## BEGIN
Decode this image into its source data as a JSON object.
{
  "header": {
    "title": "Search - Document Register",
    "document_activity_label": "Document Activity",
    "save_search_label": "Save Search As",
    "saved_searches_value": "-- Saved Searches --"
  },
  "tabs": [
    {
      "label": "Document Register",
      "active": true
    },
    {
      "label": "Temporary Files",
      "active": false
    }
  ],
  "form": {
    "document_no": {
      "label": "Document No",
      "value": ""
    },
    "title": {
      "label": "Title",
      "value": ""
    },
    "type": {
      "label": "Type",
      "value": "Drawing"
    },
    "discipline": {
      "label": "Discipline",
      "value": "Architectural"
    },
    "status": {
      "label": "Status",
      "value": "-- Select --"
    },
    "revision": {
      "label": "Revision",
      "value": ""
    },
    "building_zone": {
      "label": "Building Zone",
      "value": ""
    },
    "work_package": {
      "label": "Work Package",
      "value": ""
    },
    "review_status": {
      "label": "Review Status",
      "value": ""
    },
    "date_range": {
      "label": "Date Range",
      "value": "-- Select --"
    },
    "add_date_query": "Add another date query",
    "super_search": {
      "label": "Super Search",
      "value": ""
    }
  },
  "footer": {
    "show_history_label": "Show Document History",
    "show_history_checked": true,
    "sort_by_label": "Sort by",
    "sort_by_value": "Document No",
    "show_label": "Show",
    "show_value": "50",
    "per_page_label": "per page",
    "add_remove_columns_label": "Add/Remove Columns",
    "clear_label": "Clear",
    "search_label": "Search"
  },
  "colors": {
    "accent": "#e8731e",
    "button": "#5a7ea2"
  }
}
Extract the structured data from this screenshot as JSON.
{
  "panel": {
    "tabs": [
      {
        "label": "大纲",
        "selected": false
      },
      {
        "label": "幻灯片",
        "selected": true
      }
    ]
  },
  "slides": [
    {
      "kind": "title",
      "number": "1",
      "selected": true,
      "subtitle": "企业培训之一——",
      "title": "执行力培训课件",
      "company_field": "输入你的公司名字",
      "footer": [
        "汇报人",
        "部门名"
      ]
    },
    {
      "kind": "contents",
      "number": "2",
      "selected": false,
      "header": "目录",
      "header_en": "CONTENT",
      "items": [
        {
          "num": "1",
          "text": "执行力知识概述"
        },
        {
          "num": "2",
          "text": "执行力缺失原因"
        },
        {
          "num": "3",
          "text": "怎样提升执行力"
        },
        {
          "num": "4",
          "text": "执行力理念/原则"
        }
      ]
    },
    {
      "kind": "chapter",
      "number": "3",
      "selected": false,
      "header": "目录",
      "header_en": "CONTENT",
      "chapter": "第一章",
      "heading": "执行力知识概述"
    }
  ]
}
## END
## BEGIN
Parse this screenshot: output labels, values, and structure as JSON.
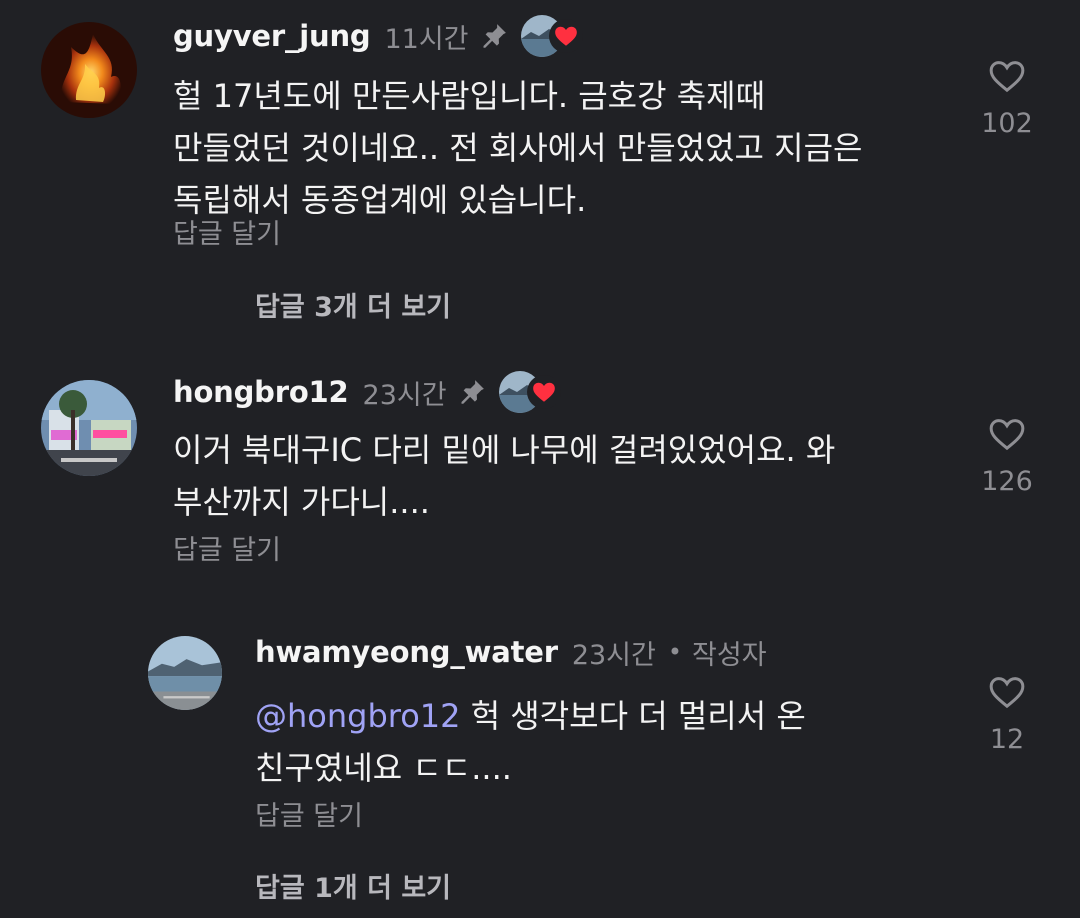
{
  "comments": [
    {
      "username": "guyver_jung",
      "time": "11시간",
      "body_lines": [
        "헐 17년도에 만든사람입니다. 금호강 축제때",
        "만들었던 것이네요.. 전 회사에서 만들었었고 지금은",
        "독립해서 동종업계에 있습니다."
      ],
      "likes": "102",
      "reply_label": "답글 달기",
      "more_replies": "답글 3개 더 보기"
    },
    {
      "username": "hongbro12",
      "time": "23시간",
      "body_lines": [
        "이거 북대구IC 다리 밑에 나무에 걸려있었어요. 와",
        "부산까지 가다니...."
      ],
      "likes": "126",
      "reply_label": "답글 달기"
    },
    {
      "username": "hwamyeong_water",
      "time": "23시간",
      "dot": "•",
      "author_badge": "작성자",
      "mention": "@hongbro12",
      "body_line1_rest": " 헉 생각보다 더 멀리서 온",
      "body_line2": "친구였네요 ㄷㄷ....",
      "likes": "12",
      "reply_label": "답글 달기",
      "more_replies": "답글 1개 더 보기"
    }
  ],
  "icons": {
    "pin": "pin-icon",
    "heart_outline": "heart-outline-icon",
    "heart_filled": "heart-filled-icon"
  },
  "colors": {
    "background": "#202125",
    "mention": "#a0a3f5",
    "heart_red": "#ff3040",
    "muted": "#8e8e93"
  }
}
## END
▸ Set task
Answer with one number only: how many lines above contain the word "JSON".

▸ Output of the task
3